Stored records
%%

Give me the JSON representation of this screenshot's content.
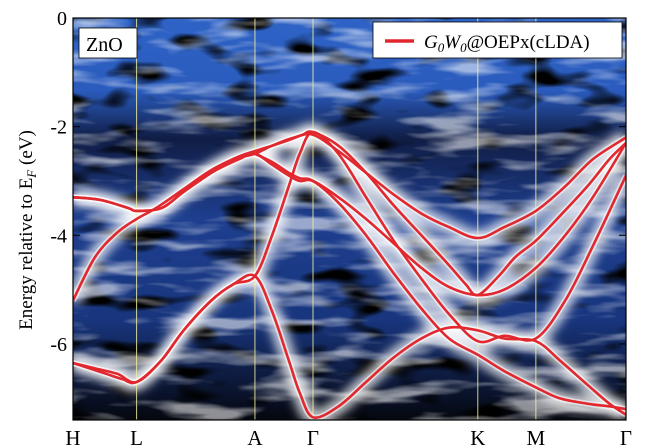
{
  "chart_data": {
    "type": "line",
    "panel_label": "ZnO",
    "ylabel": "Energy relative to E",
    "ylabel_sub": "F",
    "ylabel_unit": " (eV)",
    "ylim": [
      -7.4,
      0
    ],
    "yticks": [
      {
        "value": 0,
        "label": "0"
      },
      {
        "value": -2,
        "label": "-2"
      },
      {
        "value": -4,
        "label": "-4"
      },
      {
        "value": -6,
        "label": "-6"
      }
    ],
    "kpoints": [
      {
        "label": "H",
        "pos": 0.0
      },
      {
        "label": "L",
        "pos": 1.15
      },
      {
        "label": "A",
        "pos": 3.29
      },
      {
        "label": "Γ",
        "pos": 4.34
      },
      {
        "label": "K",
        "pos": 7.32
      },
      {
        "label": "M",
        "pos": 8.37
      },
      {
        "label": "Γ",
        "pos": 10.0
      }
    ],
    "xlim": [
      0,
      10
    ],
    "legend": {
      "position": "top-right",
      "entry": {
        "g": "G",
        "sub0": "0",
        "w": "W",
        "sub1": "0",
        "tail": "@OEPx(cLDA)"
      },
      "color": "#e0282e"
    },
    "series": [
      {
        "x": [
          0,
          0.4,
          0.8,
          1.15,
          1.5,
          2.0,
          2.5,
          3.0,
          3.29,
          3.6,
          3.9,
          4.15,
          4.34,
          4.8,
          5.3,
          5.8,
          6.3,
          6.8,
          7.1,
          7.32,
          7.7,
          8.0,
          8.37,
          8.8,
          9.3,
          9.7,
          10.0
        ],
        "y": [
          -5.2,
          -4.4,
          -3.95,
          -3.7,
          -3.5,
          -3.15,
          -2.8,
          -2.55,
          -2.45,
          -2.35,
          -2.25,
          -2.15,
          -2.1,
          -2.35,
          -2.85,
          -3.45,
          -4.0,
          -4.55,
          -4.9,
          -5.1,
          -4.75,
          -4.4,
          -4.1,
          -3.65,
          -3.1,
          -2.6,
          -2.3
        ]
      },
      {
        "x": [
          0,
          0.5,
          1.0,
          1.15,
          1.6,
          2.0,
          2.5,
          2.9,
          3.29,
          3.6,
          4.0,
          4.34,
          4.8,
          5.3,
          5.8,
          6.3,
          6.8,
          7.32,
          7.8,
          8.37,
          8.9,
          9.4,
          10.0
        ],
        "y": [
          -3.3,
          -3.35,
          -3.5,
          -3.55,
          -3.5,
          -3.2,
          -2.85,
          -2.6,
          -2.5,
          -2.35,
          -2.2,
          -2.15,
          -2.45,
          -2.85,
          -3.25,
          -3.6,
          -3.85,
          -4.05,
          -3.85,
          -3.55,
          -3.1,
          -2.6,
          -2.2
        ]
      },
      {
        "x": [
          0,
          0.5,
          1.0,
          1.15,
          1.6,
          2.0,
          2.5,
          3.0,
          3.29,
          3.6,
          3.9,
          4.1,
          4.34,
          4.8,
          5.3,
          5.8,
          6.3,
          6.8,
          7.32,
          7.8,
          8.37,
          8.9,
          9.4,
          10.0
        ],
        "y": [
          -3.3,
          -3.35,
          -3.5,
          -3.55,
          -3.5,
          -3.2,
          -2.85,
          -2.6,
          -2.5,
          -2.7,
          -2.9,
          -3.0,
          -3.0,
          -3.3,
          -3.7,
          -4.15,
          -4.6,
          -4.95,
          -5.1,
          -5.0,
          -4.6,
          -4.0,
          -3.3,
          -2.3
        ]
      },
      {
        "x": [
          0,
          0.3,
          0.6,
          0.9,
          1.15,
          1.6,
          2.0,
          2.5,
          2.9,
          3.29,
          3.6,
          3.9,
          4.1,
          4.34,
          4.8,
          5.3,
          5.8,
          6.3,
          6.8,
          7.32,
          7.8,
          8.37,
          8.9,
          9.4,
          10.0
        ],
        "y": [
          -6.35,
          -6.45,
          -6.55,
          -6.65,
          -6.7,
          -6.3,
          -5.75,
          -5.2,
          -4.9,
          -4.75,
          -4.0,
          -3.1,
          -2.5,
          -2.1,
          -2.5,
          -3.3,
          -4.1,
          -4.8,
          -5.45,
          -5.95,
          -5.85,
          -5.9,
          -5.2,
          -4.2,
          -2.9
        ]
      },
      {
        "x": [
          0,
          0.4,
          0.8,
          1.15,
          1.6,
          2.0,
          2.5,
          2.9,
          3.29,
          3.6,
          3.9,
          4.1,
          4.34,
          4.8,
          5.3,
          5.8,
          6.3,
          6.8,
          7.32,
          7.8,
          8.37,
          8.8,
          9.3,
          9.7,
          10.0
        ],
        "y": [
          -6.35,
          -6.45,
          -6.55,
          -6.7,
          -6.3,
          -5.75,
          -5.2,
          -4.9,
          -4.75,
          -5.4,
          -6.3,
          -6.9,
          -7.35,
          -7.15,
          -6.7,
          -6.25,
          -5.9,
          -5.7,
          -5.75,
          -5.9,
          -5.95,
          -6.3,
          -6.75,
          -7.1,
          -7.3
        ]
      },
      {
        "x": [
          3.29,
          3.6,
          3.9,
          4.1,
          4.34,
          4.8,
          5.3,
          5.8,
          6.3,
          6.8,
          7.32,
          7.8,
          8.37,
          8.8,
          9.3,
          9.7,
          10.0
        ],
        "y": [
          -2.5,
          -2.65,
          -2.85,
          -2.95,
          -3.0,
          -3.4,
          -4.0,
          -4.7,
          -5.35,
          -5.9,
          -6.2,
          -6.5,
          -6.8,
          -7.0,
          -7.1,
          -7.15,
          -7.2
        ]
      }
    ]
  }
}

%%

DIRECTIONS: Copy the records above exactly, omitting every picture.

SOLUTION TO THIS PROBLEM:
Give me the JSON representation of this screenshot's content.
{
  "chart_data": {
    "type": "line",
    "panel_label": "ZnO",
    "ylabel": "Energy relative to E",
    "ylabel_sub": "F",
    "ylabel_unit": " (eV)",
    "ylim": [
      -7.4,
      0
    ],
    "yticks": [
      {
        "value": 0,
        "label": "0"
      },
      {
        "value": -2,
        "label": "-2"
      },
      {
        "value": -4,
        "label": "-4"
      },
      {
        "value": -6,
        "label": "-6"
      }
    ],
    "kpoints": [
      {
        "label": "H",
        "pos": 0.0
      },
      {
        "label": "L",
        "pos": 1.15
      },
      {
        "label": "A",
        "pos": 3.29
      },
      {
        "label": "Γ",
        "pos": 4.34
      },
      {
        "label": "K",
        "pos": 7.32
      },
      {
        "label": "M",
        "pos": 8.37
      },
      {
        "label": "Γ",
        "pos": 10.0
      }
    ],
    "xlim": [
      0,
      10
    ],
    "legend": {
      "position": "top-right",
      "entry": {
        "g": "G",
        "sub0": "0",
        "w": "W",
        "sub1": "0",
        "tail": "@OEPx(cLDA)"
      },
      "color": "#e0282e"
    },
    "series": [
      {
        "x": [
          0,
          0.4,
          0.8,
          1.15,
          1.5,
          2.0,
          2.5,
          3.0,
          3.29,
          3.6,
          3.9,
          4.15,
          4.34,
          4.8,
          5.3,
          5.8,
          6.3,
          6.8,
          7.1,
          7.32,
          7.7,
          8.0,
          8.37,
          8.8,
          9.3,
          9.7,
          10.0
        ],
        "y": [
          -5.2,
          -4.4,
          -3.95,
          -3.7,
          -3.5,
          -3.15,
          -2.8,
          -2.55,
          -2.45,
          -2.35,
          -2.25,
          -2.15,
          -2.1,
          -2.35,
          -2.85,
          -3.45,
          -4.0,
          -4.55,
          -4.9,
          -5.1,
          -4.75,
          -4.4,
          -4.1,
          -3.65,
          -3.1,
          -2.6,
          -2.3
        ]
      },
      {
        "x": [
          0,
          0.5,
          1.0,
          1.15,
          1.6,
          2.0,
          2.5,
          2.9,
          3.29,
          3.6,
          4.0,
          4.34,
          4.8,
          5.3,
          5.8,
          6.3,
          6.8,
          7.32,
          7.8,
          8.37,
          8.9,
          9.4,
          10.0
        ],
        "y": [
          -3.3,
          -3.35,
          -3.5,
          -3.55,
          -3.5,
          -3.2,
          -2.85,
          -2.6,
          -2.5,
          -2.35,
          -2.2,
          -2.15,
          -2.45,
          -2.85,
          -3.25,
          -3.6,
          -3.85,
          -4.05,
          -3.85,
          -3.55,
          -3.1,
          -2.6,
          -2.2
        ]
      },
      {
        "x": [
          0,
          0.5,
          1.0,
          1.15,
          1.6,
          2.0,
          2.5,
          3.0,
          3.29,
          3.6,
          3.9,
          4.1,
          4.34,
          4.8,
          5.3,
          5.8,
          6.3,
          6.8,
          7.32,
          7.8,
          8.37,
          8.9,
          9.4,
          10.0
        ],
        "y": [
          -3.3,
          -3.35,
          -3.5,
          -3.55,
          -3.5,
          -3.2,
          -2.85,
          -2.6,
          -2.5,
          -2.7,
          -2.9,
          -3.0,
          -3.0,
          -3.3,
          -3.7,
          -4.15,
          -4.6,
          -4.95,
          -5.1,
          -5.0,
          -4.6,
          -4.0,
          -3.3,
          -2.3
        ]
      },
      {
        "x": [
          0,
          0.3,
          0.6,
          0.9,
          1.15,
          1.6,
          2.0,
          2.5,
          2.9,
          3.29,
          3.6,
          3.9,
          4.1,
          4.34,
          4.8,
          5.3,
          5.8,
          6.3,
          6.8,
          7.32,
          7.8,
          8.37,
          8.9,
          9.4,
          10.0
        ],
        "y": [
          -6.35,
          -6.45,
          -6.55,
          -6.65,
          -6.7,
          -6.3,
          -5.75,
          -5.2,
          -4.9,
          -4.75,
          -4.0,
          -3.1,
          -2.5,
          -2.1,
          -2.5,
          -3.3,
          -4.1,
          -4.8,
          -5.45,
          -5.95,
          -5.85,
          -5.9,
          -5.2,
          -4.2,
          -2.9
        ]
      },
      {
        "x": [
          0,
          0.4,
          0.8,
          1.15,
          1.6,
          2.0,
          2.5,
          2.9,
          3.29,
          3.6,
          3.9,
          4.1,
          4.34,
          4.8,
          5.3,
          5.8,
          6.3,
          6.8,
          7.32,
          7.8,
          8.37,
          8.8,
          9.3,
          9.7,
          10.0
        ],
        "y": [
          -6.35,
          -6.45,
          -6.55,
          -6.7,
          -6.3,
          -5.75,
          -5.2,
          -4.9,
          -4.75,
          -5.4,
          -6.3,
          -6.9,
          -7.35,
          -7.15,
          -6.7,
          -6.25,
          -5.9,
          -5.7,
          -5.75,
          -5.9,
          -5.95,
          -6.3,
          -6.75,
          -7.1,
          -7.3
        ]
      },
      {
        "x": [
          3.29,
          3.6,
          3.9,
          4.1,
          4.34,
          4.8,
          5.3,
          5.8,
          6.3,
          6.8,
          7.32,
          7.8,
          8.37,
          8.8,
          9.3,
          9.7,
          10.0
        ],
        "y": [
          -2.5,
          -2.65,
          -2.85,
          -2.95,
          -3.0,
          -3.4,
          -4.0,
          -4.7,
          -5.35,
          -5.9,
          -6.2,
          -6.5,
          -6.8,
          -7.0,
          -7.1,
          -7.15,
          -7.2
        ]
      }
    ]
  }
}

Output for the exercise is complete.